• _STATED GOAL_
Transcribe the whole listing below without changing a word, but leave out every image.

Dataset items:
____________________
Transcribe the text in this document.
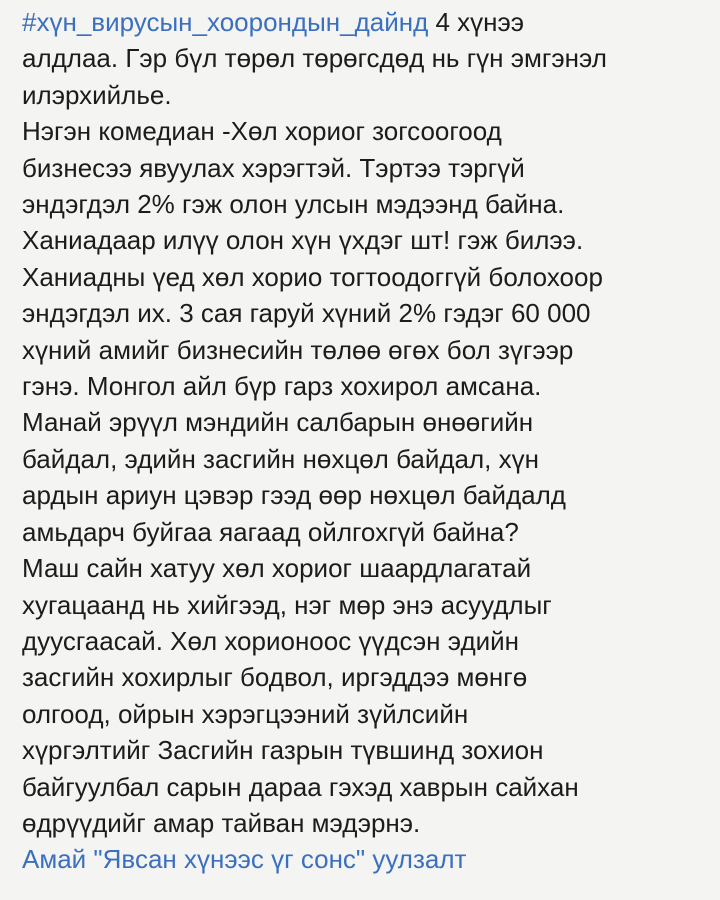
#хүн_вирусын_хоорондын_дайнд 4 хүнээ
алдлаа. Гэр бүл төрөл төрөгсдөд нь гүн эмгэнэл
илэрхийлье.
Нэгэн комедиан -Хөл хориог зогсоогоод
бизнесээ явуулах хэрэгтэй. Тэртээ тэргүй
эндэгдэл 2% гэж олон улсын мэдээнд байна.
Ханиадаар илүү олон хүн үхдэг шт! гэж билээ.
Ханиадны үед хөл хорио тогтоодоггүй болохоор
эндэгдэл их. 3 сая гаруй хүний 2% гэдэг 60 000
хүний амийг бизнесийн төлөө өгөх бол зүгээр
гэнэ. Монгол айл бүр гарз хохирол амсана.
Манай эрүүл мэндийн салбарын өнөөгийн
байдал, эдийн засгийн нөхцөл байдал, хүн
ардын ариун цэвэр гээд өөр нөхцөл байдалд
амьдарч буйгаа яагаад ойлгохгүй байна?
Маш сайн хатуу хөл хориог шаардлагатай
хугацаанд нь хийгээд, нэг мөр энэ асуудлыг
дуусгаасай. Хөл хорионоос үүдсэн эдийн
засгийн хохирлыг бодвол, иргэддээ мөнгө
олгоод, ойрын хэрэгцээний зүйлсийн
хүргэлтийг Засгийн газрын түвшинд зохион
байгуулбал сарын дараа гэхэд хаврын сайхан
өдрүүдийг амар тайван мэдэрнэ.
Амай "Явсан хүнээс үг сонс" уулзалт
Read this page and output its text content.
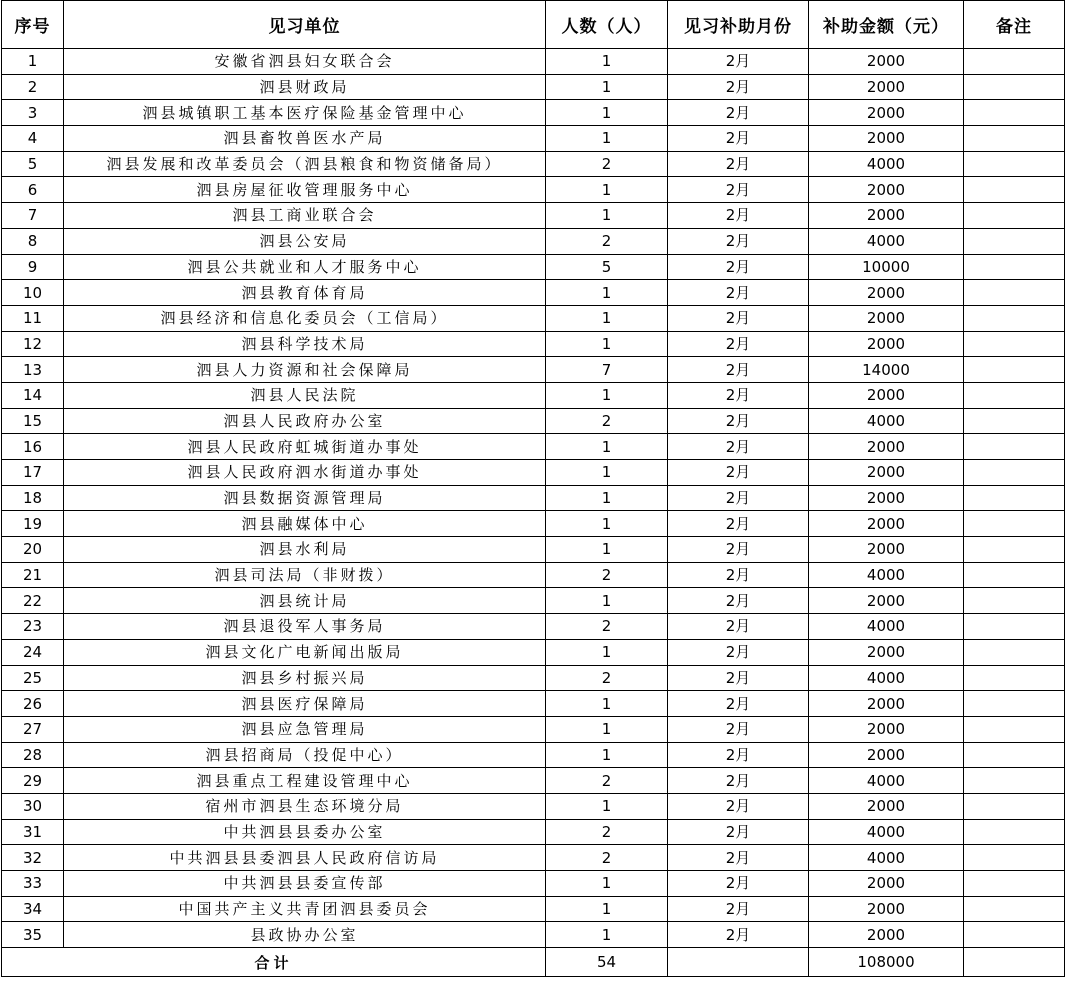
序号	见习单位	人数（人）	见习补助月份	补助金额（元）	备注
1	安徽省泗县妇女联合会	1	2月	2000	
2	泗县财政局	1	2月	2000	
3	泗县城镇职工基本医疗保险基金管理中心	1	2月	2000	
4	泗县畜牧兽医水产局	1	2月	2000	
5	泗县发展和改革委员会（泗县粮食和物资储备局）	2	2月	4000	
6	泗县房屋征收管理服务中心	1	2月	2000	
7	泗县工商业联合会	1	2月	2000	
8	泗县公安局	2	2月	4000	
9	泗县公共就业和人才服务中心	5	2月	10000	
10	泗县教育体育局	1	2月	2000	
11	泗县经济和信息化委员会（工信局）	1	2月	2000	
12	泗县科学技术局	1	2月	2000	
13	泗县人力资源和社会保障局	7	2月	14000	
14	泗县人民法院	1	2月	2000	
15	泗县人民政府办公室	2	2月	4000	
16	泗县人民政府虹城街道办事处	1	2月	2000	
17	泗县人民政府泗水街道办事处	1	2月	2000	
18	泗县数据资源管理局	1	2月	2000	
19	泗县融媒体中心	1	2月	2000	
20	泗县水利局	1	2月	2000	
21	泗县司法局（非财拨）	2	2月	4000	
22	泗县统计局	1	2月	2000	
23	泗县退役军人事务局	2	2月	4000	
24	泗县文化广电新闻出版局	1	2月	2000	
25	泗县乡村振兴局	2	2月	4000	
26	泗县医疗保障局	1	2月	2000	
27	泗县应急管理局	1	2月	2000	
28	泗县招商局（投促中心）	1	2月	2000	
29	泗县重点工程建设管理中心	2	2月	4000	
30	宿州市泗县生态环境分局	1	2月	2000	
31	中共泗县县委办公室	2	2月	4000	
32	中共泗县县委泗县人民政府信访局	2	2月	4000	
33	中共泗县县委宣传部	1	2月	2000	
34	中国共产主义共青团泗县委员会	1	2月	2000	
35	县政协办公室	1	2月	2000	
合计		54		108000	
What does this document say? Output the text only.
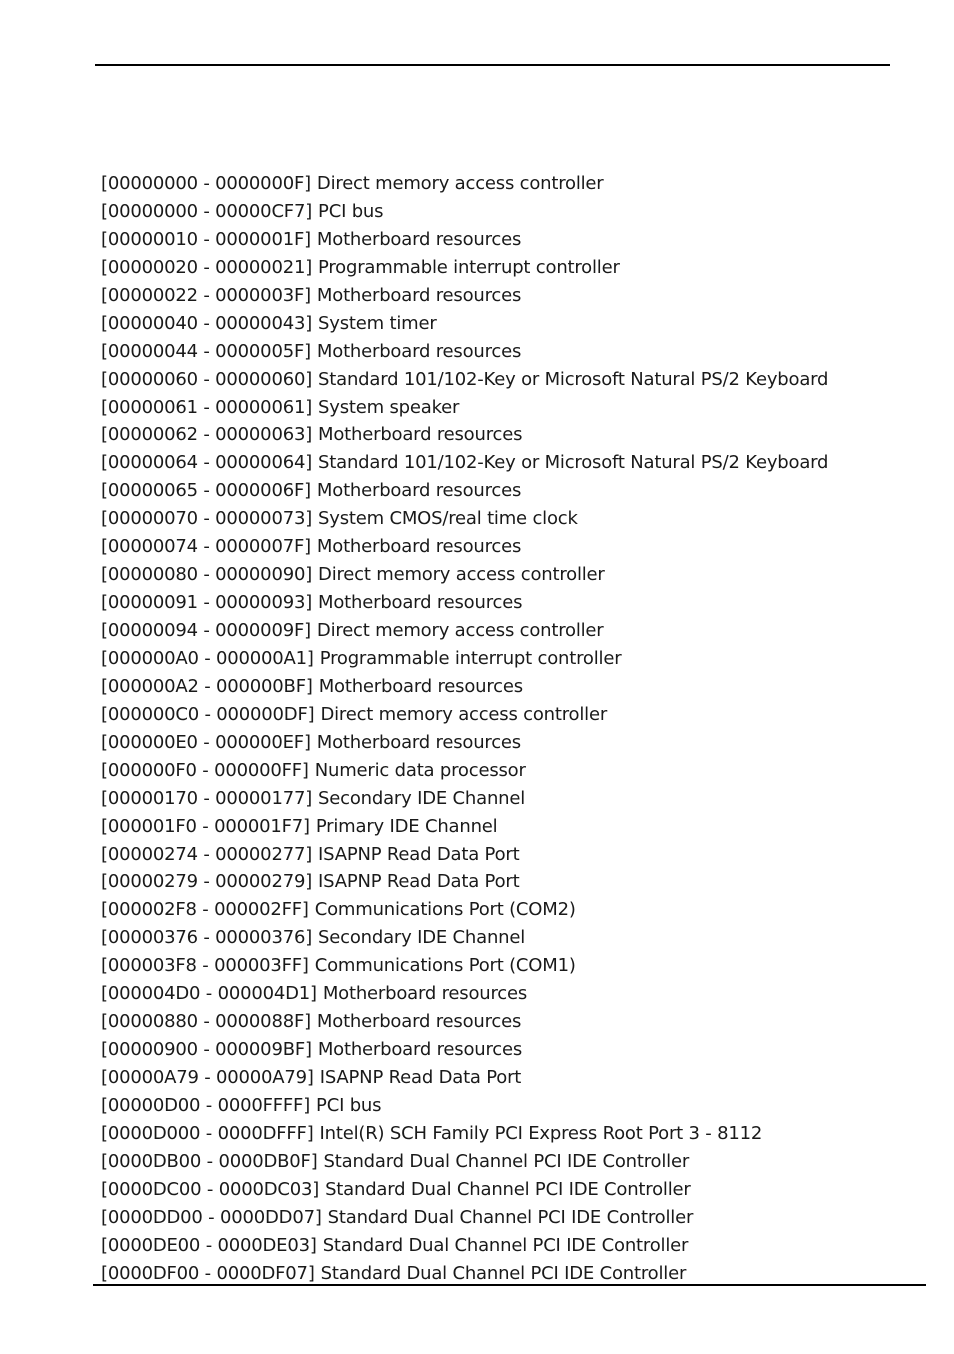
[00000000 - 0000000F] Direct memory access controller
[00000000 - 00000CF7] PCI bus
[00000010 - 0000001F] Motherboard resources
[00000020 - 00000021] Programmable interrupt controller
[00000022 - 0000003F] Motherboard resources
[00000040 - 00000043] System timer
[00000044 - 0000005F] Motherboard resources
[00000060 - 00000060] Standard 101/102-Key or Microsoft Natural PS/2 Keyboard
[00000061 - 00000061] System speaker
[00000062 - 00000063] Motherboard resources
[00000064 - 00000064] Standard 101/102-Key or Microsoft Natural PS/2 Keyboard
[00000065 - 0000006F] Motherboard resources
[00000070 - 00000073] System CMOS/real time clock
[00000074 - 0000007F] Motherboard resources
[00000080 - 00000090] Direct memory access controller
[00000091 - 00000093] Motherboard resources
[00000094 - 0000009F] Direct memory access controller
[000000A0 - 000000A1] Programmable interrupt controller
[000000A2 - 000000BF] Motherboard resources
[000000C0 - 000000DF] Direct memory access controller
[000000E0 - 000000EF] Motherboard resources
[000000F0 - 000000FF] Numeric data processor
[00000170 - 00000177] Secondary IDE Channel
[000001F0 - 000001F7] Primary IDE Channel
[00000274 - 00000277] ISAPNP Read Data Port
[00000279 - 00000279] ISAPNP Read Data Port
[000002F8 - 000002FF] Communications Port (COM2)
[00000376 - 00000376] Secondary IDE Channel
[000003F8 - 000003FF] Communications Port (COM1)
[000004D0 - 000004D1] Motherboard resources
[00000880 - 0000088F] Motherboard resources
[00000900 - 000009BF] Motherboard resources
[00000A79 - 00000A79] ISAPNP Read Data Port
[00000D00 - 0000FFFF] PCI bus
[0000D000 - 0000DFFF] Intel(R) SCH Family PCI Express Root Port 3 - 8112
[0000DB00 - 0000DB0F] Standard Dual Channel PCI IDE Controller
[0000DC00 - 0000DC03] Standard Dual Channel PCI IDE Controller
[0000DD00 - 0000DD07] Standard Dual Channel PCI IDE Controller
[0000DE00 - 0000DE03] Standard Dual Channel PCI IDE Controller
[0000DF00 - 0000DF07] Standard Dual Channel PCI IDE Controller
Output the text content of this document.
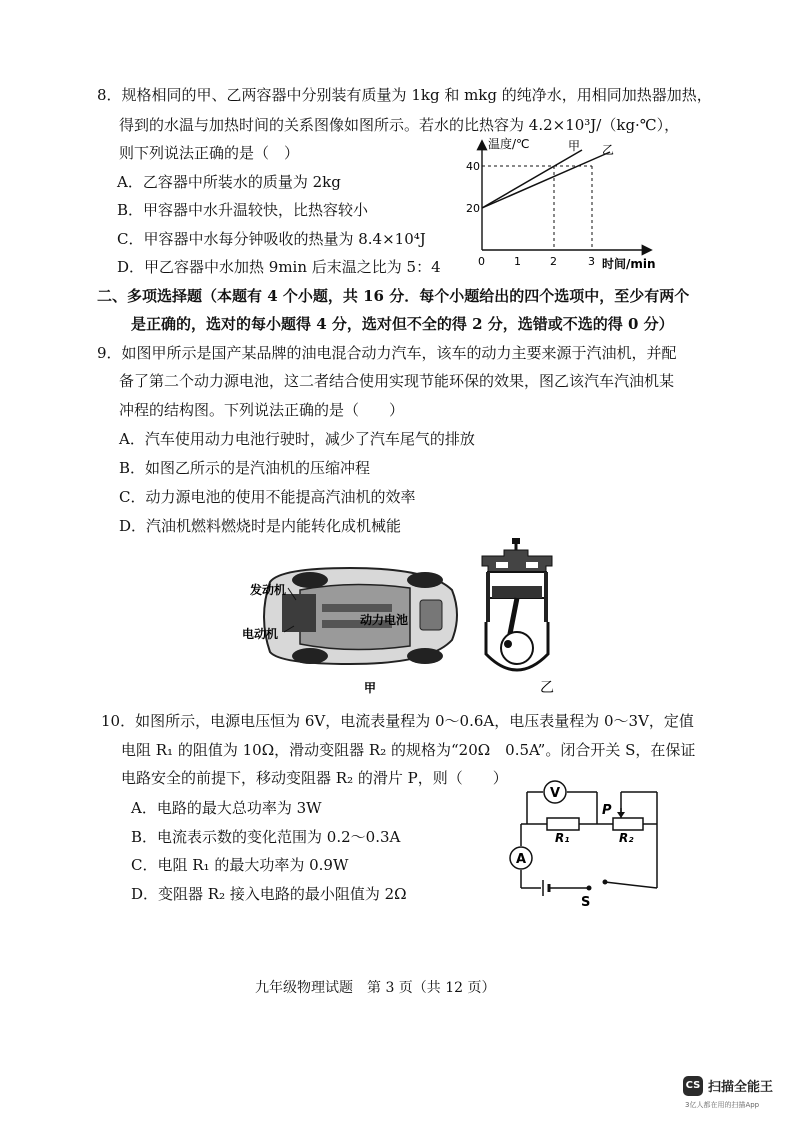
8．规格相同的甲、乙两容器中分别装有质量为 1kg 和 mkg 的纯净水，用相同加热器加热，
得到的水温与加热时间的关系图像如图所示。若水的比热容为 4.2×10³J/（kg·℃），
则下列说法正确的是（　）
A．乙容器中所装水的质量为 2kg
B．甲容器中水升温较快，比热容较小
C．甲容器中水每分钟吸收的热量为 8.4×10⁴J
D．甲乙容器中水加热 9min 后末温之比为 5：4
温度/℃
20
40
0	1	2	3 时间/min
甲 乙
二、多项选择题（本题有 4 个小题，共 16 分．每个小题给出的四个选项中，至少有两个
是正确的，选对的每小题得 4 分，选对但不全的得 2 分，选错或不选的得 0 分）
9．如图甲所示是国产某品牌的油电混合动力汽车，该车的动力主要来源于汽油机，并配
备了第二个动力源电池，这二者结合使用实现节能环保的效果，图乙该汽车汽油机某
冲程的结构图。下列说法正确的是（　　）
A．汽车使用动力电池行驶时，减少了汽车尾气的排放
B．如图乙所示的是汽油机的压缩冲程
C．动力源电池的使用不能提高汽油机的效率
D．汽油机燃料燃烧时是内能转化成机械能
发动机
动力电池
电动机
甲	乙
10．如图所示，电源电压恒为 6V，电流表量程为 0～0.6A，电压表量程为 0～3V，定值
电阻 R₁ 的阻值为 10Ω，滑动变阻器 R₂ 的规格为“20Ω　0.5A”。闭合开关 S，在保证
电路安全的前提下，移动变阻器 R₂ 的滑片 P，则（　　）
A．电路的最大总功率为 3W
B．电流表示数的变化范围为 0.2～0.3A
C．电阻 R₁ 的最大功率为 0.9W
D．变阻器 R₂ 接入电路的最小阻值为 2Ω
V
A
R₁	R₂
P
S
九年级物理试题　第 3 页（共 12 页）
CS 扫描全能王
3亿人都在用的扫描App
____________________
• _FULL ANSWER_
Transcribe the text in this document.
#хүн_вирусын_хоорондын_дайнд 4 хүнээ
алдлаа. Гэр бүл төрөл төрөгсдөд нь гүн эмгэнэл
илэрхийлье.
Нэгэн комедиан -Хөл хориог зогсоогоод
бизнесээ явуулах хэрэгтэй. Тэртээ тэргүй
эндэгдэл 2% гэж олон улсын мэдээнд байна.
Ханиадаар илүү олон хүн үхдэг шт! гэж билээ.
Ханиадны үед хөл хорио тогтоодоггүй болохоор
эндэгдэл их. 3 сая гаруй хүний 2% гэдэг 60 000
хүний амийг бизнесийн төлөө өгөх бол зүгээр
гэнэ. Монгол айл бүр гарз хохирол амсана.
Манай эрүүл мэндийн салбарын өнөөгийн
байдал, эдийн засгийн нөхцөл байдал, хүн
ардын ариун цэвэр гээд өөр нөхцөл байдалд
амьдарч буйгаа яагаад ойлгохгүй байна?
Маш сайн хатуу хөл хориог шаардлагатай
хугацаанд нь хийгээд, нэг мөр энэ асуудлыг
дуусгаасай. Хөл хорионоос үүдсэн эдийн
засгийн хохирлыг бодвол, иргэддээ мөнгө
олгоод, ойрын хэрэгцээний зүйлсийн
хүргэлтийг Засгийн газрын түвшинд зохион
байгуулбал сарын дараа гэхэд хаврын сайхан
өдрүүдийг амар тайван мэдэрнэ.
Амай "Явсан хүнээс үг сонс" уулзалт
Read this page and output its text content.
序号	见习单位	人数（人）	见习补助月份	补助金额（元）	备注
1	安徽省泗县妇女联合会	1	2月	2000	
2	泗县财政局	1	2月	2000	
3	泗县城镇职工基本医疗保险基金管理中心	1	2月	2000	
4	泗县畜牧兽医水产局	1	2月	2000	
5	泗县发展和改革委员会（泗县粮食和物资储备局）	2	2月	4000	
6	泗县房屋征收管理服务中心	1	2月	2000	
7	泗县工商业联合会	1	2月	2000	
8	泗县公安局	2	2月	4000	
9	泗县公共就业和人才服务中心	5	2月	10000	
10	泗县教育体育局	1	2月	2000	
11	泗县经济和信息化委员会（工信局）	1	2月	2000	
12	泗县科学技术局	1	2月	2000	
13	泗县人力资源和社会保障局	7	2月	14000	
14	泗县人民法院	1	2月	2000	
15	泗县人民政府办公室	2	2月	4000	
16	泗县人民政府虹城街道办事处	1	2月	2000	
17	泗县人民政府泗水街道办事处	1	2月	2000	
18	泗县数据资源管理局	1	2月	2000	
19	泗县融媒体中心	1	2月	2000	
20	泗县水利局	1	2月	2000	
21	泗县司法局（非财拨）	2	2月	4000	
22	泗县统计局	1	2月	2000	
23	泗县退役军人事务局	2	2月	4000	
24	泗县文化广电新闻出版局	1	2月	2000	
25	泗县乡村振兴局	2	2月	4000	
26	泗县医疗保障局	1	2月	2000	
27	泗县应急管理局	1	2月	2000	
28	泗县招商局（投促中心）	1	2月	2000	
29	泗县重点工程建设管理中心	2	2月	4000	
30	宿州市泗县生态环境分局	1	2月	2000	
31	中共泗县县委办公室	2	2月	4000	
32	中共泗县县委泗县人民政府信访局	2	2月	4000	
33	中共泗县县委宣传部	1	2月	2000	
34	中国共产主义共青团泗县委员会	1	2月	2000	
35	县政协办公室	1	2月	2000	
合计		54		108000	
What does this document say? Output the text only.
[00000000 - 0000000F] Direct memory access controller
[00000000 - 00000CF7] PCI bus
[00000010 - 0000001F] Motherboard resources
[00000020 - 00000021] Programmable interrupt controller
[00000022 - 0000003F] Motherboard resources
[00000040 - 00000043] System timer
[00000044 - 0000005F] Motherboard resources
[00000060 - 00000060] Standard 101/102-Key or Microsoft Natural PS/2 Keyboard
[00000061 - 00000061] System speaker
[00000062 - 00000063] Motherboard resources
[00000064 - 00000064] Standard 101/102-Key or Microsoft Natural PS/2 Keyboard
[00000065 - 0000006F] Motherboard resources
[00000070 - 00000073] System CMOS/real time clock
[00000074 - 0000007F] Motherboard resources
[00000080 - 00000090] Direct memory access controller
[00000091 - 00000093] Motherboard resources
[00000094 - 0000009F] Direct memory access controller
[000000A0 - 000000A1] Programmable interrupt controller
[000000A2 - 000000BF] Motherboard resources
[000000C0 - 000000DF] Direct memory access controller
[000000E0 - 000000EF] Motherboard resources
[000000F0 - 000000FF] Numeric data processor
[00000170 - 00000177] Secondary IDE Channel
[000001F0 - 000001F7] Primary IDE Channel
[00000274 - 00000277] ISAPNP Read Data Port
[00000279 - 00000279] ISAPNP Read Data Port
[000002F8 - 000002FF] Communications Port (COM2)
[00000376 - 00000376] Secondary IDE Channel
[000003F8 - 000003FF] Communications Port (COM1)
[000004D0 - 000004D1] Motherboard resources
[00000880 - 0000088F] Motherboard resources
[00000900 - 000009BF] Motherboard resources
[00000A79 - 00000A79] ISAPNP Read Data Port
[00000D00 - 0000FFFF] PCI bus
[0000D000 - 0000DFFF] Intel(R) SCH Family PCI Express Root Port 3 - 8112
[0000DB00 - 0000DB0F] Standard Dual Channel PCI IDE Controller
[0000DC00 - 0000DC03] Standard Dual Channel PCI IDE Controller
[0000DD00 - 0000DD07] Standard Dual Channel PCI IDE Controller
[0000DE00 - 0000DE03] Standard Dual Channel PCI IDE Controller
[0000DF00 - 0000DF07] Standard Dual Channel PCI IDE Controller
Output the text content of this document.
8．规格相同的甲、乙两容器中分别装有质量为 1kg 和 mkg 的纯净水，用相同加热器加热，
得到的水温与加热时间的关系图像如图所示。若水的比热容为 4.2×10³J/（kg·℃），
则下列说法正确的是（　）
A．乙容器中所装水的质量为 2kg
B．甲容器中水升温较快，比热容较小
C．甲容器中水每分钟吸收的热量为 8.4×10⁴J
D．甲乙容器中水加热 9min 后末温之比为 5：4
温度/℃
20
40
0	1	2	3 时间/min
甲 乙
二、多项选择题（本题有 4 个小题，共 16 分．每个小题给出的四个选项中，至少有两个
是正确的，选对的每小题得 4 分，选对但不全的得 2 分，选错或不选的得 0 分）
9．如图甲所示是国产某品牌的油电混合动力汽车，该车的动力主要来源于汽油机，并配
备了第二个动力源电池，这二者结合使用实现节能环保的效果，图乙该汽车汽油机某
冲程的结构图。下列说法正确的是（　　）
A．汽车使用动力电池行驶时，减少了汽车尾气的排放
B．如图乙所示的是汽油机的压缩冲程
C．动力源电池的使用不能提高汽油机的效率
D．汽油机燃料燃烧时是内能转化成机械能
发动机
动力电池
电动机
甲	乙
10．如图所示，电源电压恒为 6V，电流表量程为 0～0.6A，电压表量程为 0～3V，定值
电阻 R₁ 的阻值为 10Ω，滑动变阻器 R₂ 的规格为“20Ω　0.5A”。闭合开关 S，在保证
电路安全的前提下，移动变阻器 R₂ 的滑片 P，则（　　）
A．电路的最大总功率为 3W
B．电流表示数的变化范围为 0.2～0.3A
C．电阻 R₁ 的最大功率为 0.9W
D．变阻器 R₂ 接入电路的最小阻值为 2Ω
V
A
R₁	R₂
P
S
九年级物理试题　第 3 页（共 12 页）
CS 扫描全能王
3亿人都在用的扫描App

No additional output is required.